> **TEKS BACAAN**
____________________
Sebuah penelitian internasional mengenai dampak sampah terhadap kehidupan bahari memperlihatkan bahwa burung petrel-camar biasa, yang tinggal di Laut Utara, menyimpan 30 potong plastik dalam perutnya. Itu adalah dua kali lipat jumlah plastik dalam tubuh petrel-camar pada awal tahun 1980-an”, lapor surat kabar dari London The Guardian. Petrel-camar diteliti karena ”mereka memakan hampir semua benda dan tidak memuntahkan apa yang mereka telan”. Benda-benda plastik yang ditemukan dalam perut petrel-camar yang mati antara lain adalah mainan, peralatan, tali, cangkir dari polistirena, busa kasur, botol plastik, dan pemantik rokok. Dr. Dan Barlow, kepala penelitian di Friends of the Earth Scotland, mengatakan, ”Dari penelitian ini, kami tahu bahwa hewan laut di sekitar pesisir Skotlandia sedang berubah menjadi tong sampah hidup.” Surat kabar itu menambahkan, ”Dari 300 spesies burung laut dunia, lebih dari 100 diketahui memakan plastik secara tidak sengaja.”
____________________
> **TUJUAN 1**
Menurut teks tentang sampah plastik dan burung laut, mengapa petrel-camar dipilih untuk diteliti?
> **TUJUAN 2**
Lanjutkan teks tentang sampah plastik dan burung laut, dimulai setelah kalimat terakhirnya.

> **DATA TERKUMPUL**
____________________
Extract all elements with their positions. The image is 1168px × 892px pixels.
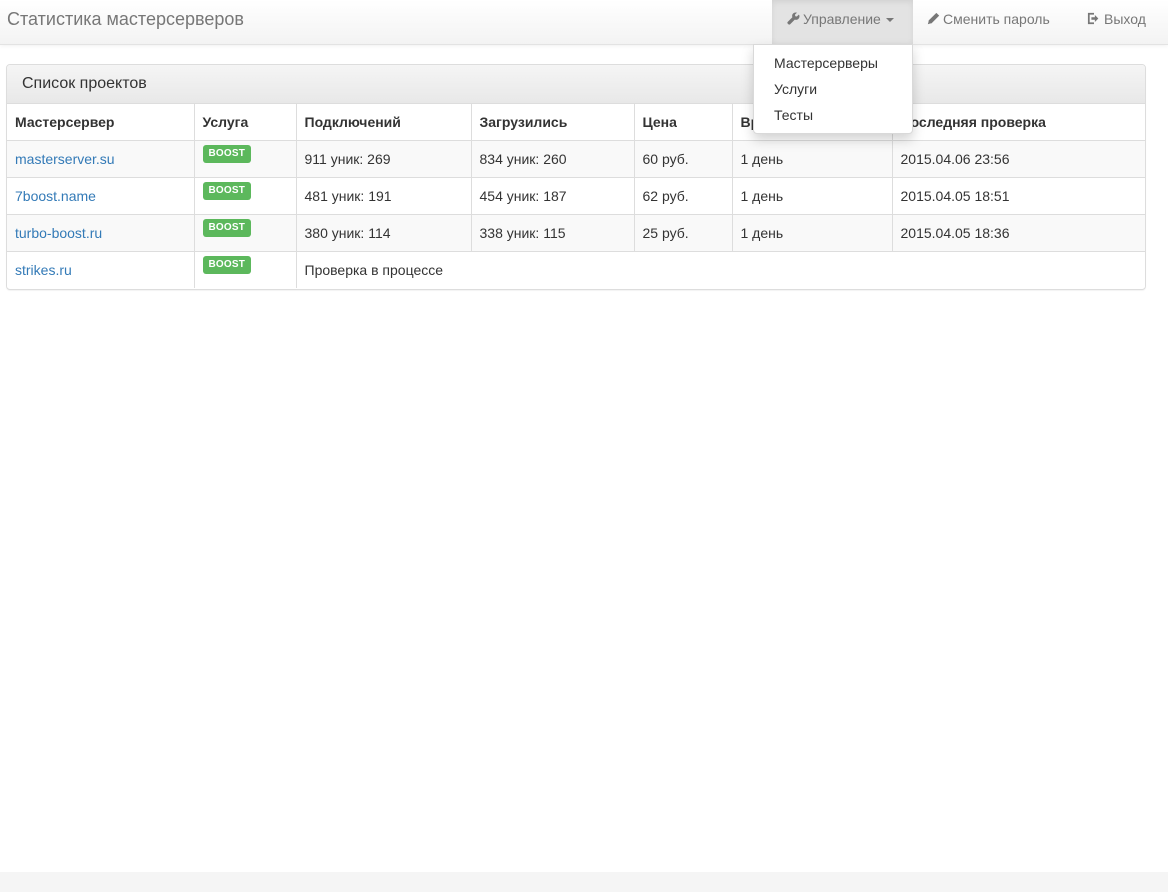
____________________
> **JAWABAN TUGAS 1**
Karena petrel-camar memakan hampir semua benda dan tidak memuntahkan apa yang mereka telan.

> **JAWABAN TUGAS 2**
Bahasa Isyarat di Internet

Selama bertahun-tahun, kaum tunarungu menggunakan mesin teletype, dan belum lama ini E-mail untuk berkomunikasi dengan teman-temannya. Sekarang, maraknya Webcam, atau kamera komputer Internet, memungkinkan para tunarungu menggunakan bahasa isyarat lewat Internet. Meskipun demikian, menurut National Post dari Kanada, ”karena gambarnya kecil dan dua dimensi, nuansa makna tertentu tidak terekspresikan, sama seperti alis mata yang naik atau seringai tidak kelihatan sewaktu bertelepon”. Sambungan Internet yang lambat dan masalah teknis lainnya dapat membuat bahasa isyarat lewat Webcam lebih sulit lagi. Bagaimana para tunarungu mengatasi kesulitan ini? Para pengguna bahasa isyarat memperpanjang dan mengulangi isyarat-isyarat dan belajar ”untuk menyesuaikan gerakan atau posisi tubuh mereka untuk mengatasi masalah sudut pandang”, kata Post. Para pengguna bahasa isyarat juga telah mendapati bahwa mereka dapat menandaskan apa yang mereka katakan dengan menggerakkan tangan mereka lebih dekat ke kamera agar terlihat lebih besar.